**RECORDS FOR THIS EXERCISE**
[Begin]

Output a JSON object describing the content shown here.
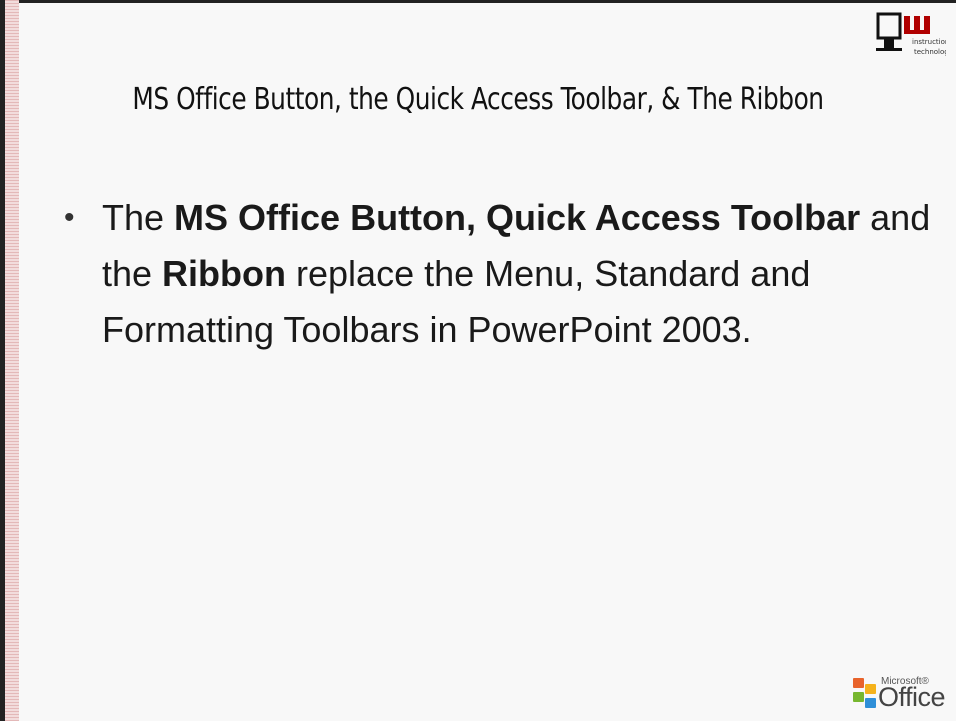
{
  "slide": {
    "title": "MS Office Button, the Quick Access Toolbar, & The Ribbon",
    "bullet": {
      "t1": "The ",
      "b1": "MS Office Button, Quick Access Toolbar",
      "t2": " and the ",
      "b2": "Ribbon",
      "t3": " replace the Menu, Standard and Formatting Toolbars in PowerPoint 2003."
    }
  },
  "logo_iu": {
    "mark": "IU",
    "line1": "instructional",
    "line2": "technology"
  },
  "logo_ms": {
    "small": "Microsoft®",
    "big": "Office",
    "colors": [
      "#e8632b",
      "#f5b21b",
      "#77b72f",
      "#2f8fd8"
    ]
  }
}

[End]

**PROBLEM DETAILS**
Reproduce the listing word for word and omit its pictures.

**THE OUTPUT**
Output a JSON object describing the content shown here.
{
  "slide": {
    "title": "MS Office Button, the Quick Access Toolbar, & The Ribbon",
    "bullet": {
      "t1": "The ",
      "b1": "MS Office Button, Quick Access Toolbar",
      "t2": " and the ",
      "b2": "Ribbon",
      "t3": " replace the Menu, Standard and Formatting Toolbars in PowerPoint 2003."
    }
  },
  "logo_iu": {
    "mark": "IU",
    "line1": "instructional",
    "line2": "technology"
  },
  "logo_ms": {
    "small": "Microsoft®",
    "big": "Office",
    "colors": [
      "#e8632b",
      "#f5b21b",
      "#77b72f",
      "#2f8fd8"
    ]
  }
}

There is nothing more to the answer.